• [PROBLEM REQUIREMENTS]: Find and copy each line of the records where the string "text" shows up.

[A run of records]

========

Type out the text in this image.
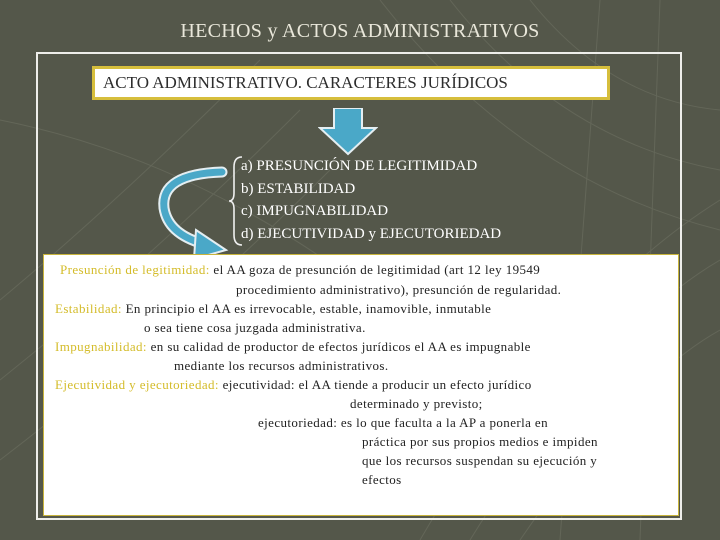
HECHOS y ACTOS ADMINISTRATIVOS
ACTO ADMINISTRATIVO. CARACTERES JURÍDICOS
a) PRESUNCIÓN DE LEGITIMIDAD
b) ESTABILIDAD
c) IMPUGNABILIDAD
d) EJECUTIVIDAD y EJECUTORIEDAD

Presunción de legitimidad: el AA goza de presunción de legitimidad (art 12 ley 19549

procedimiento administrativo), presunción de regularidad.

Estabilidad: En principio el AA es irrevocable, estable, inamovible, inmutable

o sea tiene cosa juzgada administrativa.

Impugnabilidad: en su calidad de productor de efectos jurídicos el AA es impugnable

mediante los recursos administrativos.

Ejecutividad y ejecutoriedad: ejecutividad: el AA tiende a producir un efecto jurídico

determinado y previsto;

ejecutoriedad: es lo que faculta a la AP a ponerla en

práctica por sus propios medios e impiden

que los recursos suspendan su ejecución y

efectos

========

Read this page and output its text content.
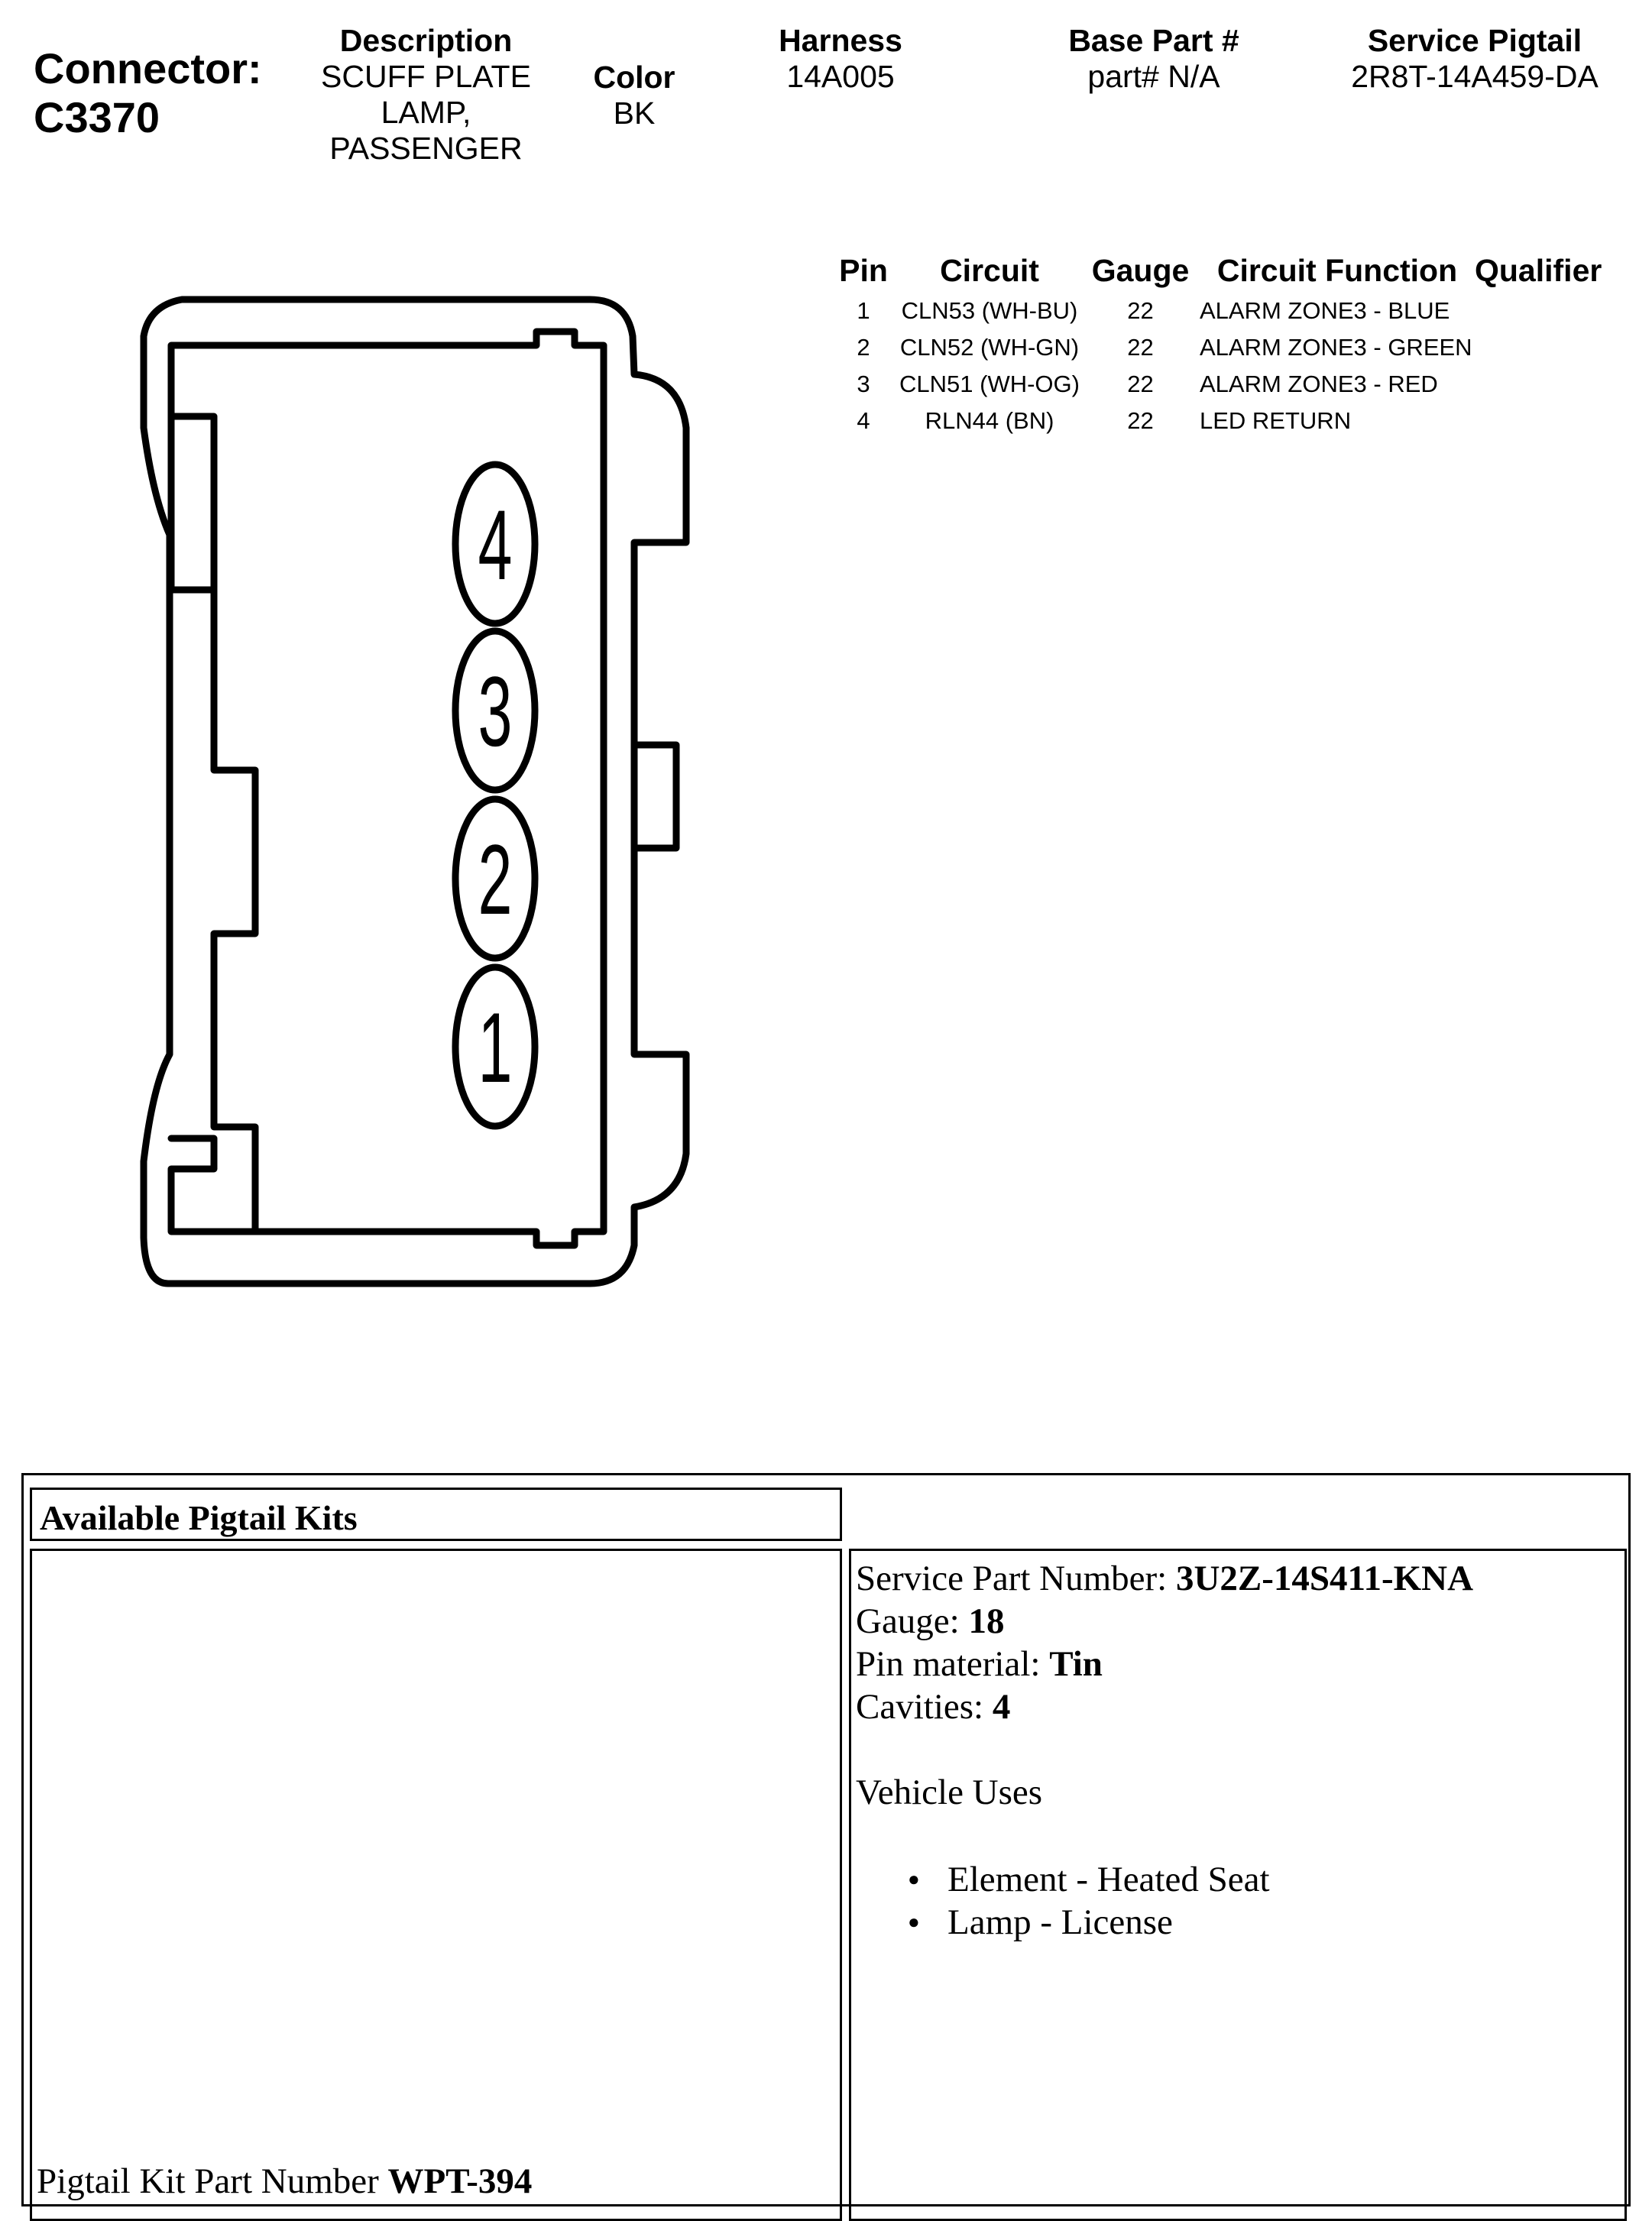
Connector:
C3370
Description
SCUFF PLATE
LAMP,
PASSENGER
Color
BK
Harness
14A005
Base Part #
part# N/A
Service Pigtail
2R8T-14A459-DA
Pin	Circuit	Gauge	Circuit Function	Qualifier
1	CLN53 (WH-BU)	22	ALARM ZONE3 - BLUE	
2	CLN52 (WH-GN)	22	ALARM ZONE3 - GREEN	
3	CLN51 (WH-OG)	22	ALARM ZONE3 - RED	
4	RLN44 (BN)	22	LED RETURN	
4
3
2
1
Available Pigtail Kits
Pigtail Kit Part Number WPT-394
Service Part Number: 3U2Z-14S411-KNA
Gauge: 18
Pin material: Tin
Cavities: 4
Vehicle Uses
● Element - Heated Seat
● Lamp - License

========

• [ANSWER BELOW]:
Type out the text in this image.
Read this page and output its text content.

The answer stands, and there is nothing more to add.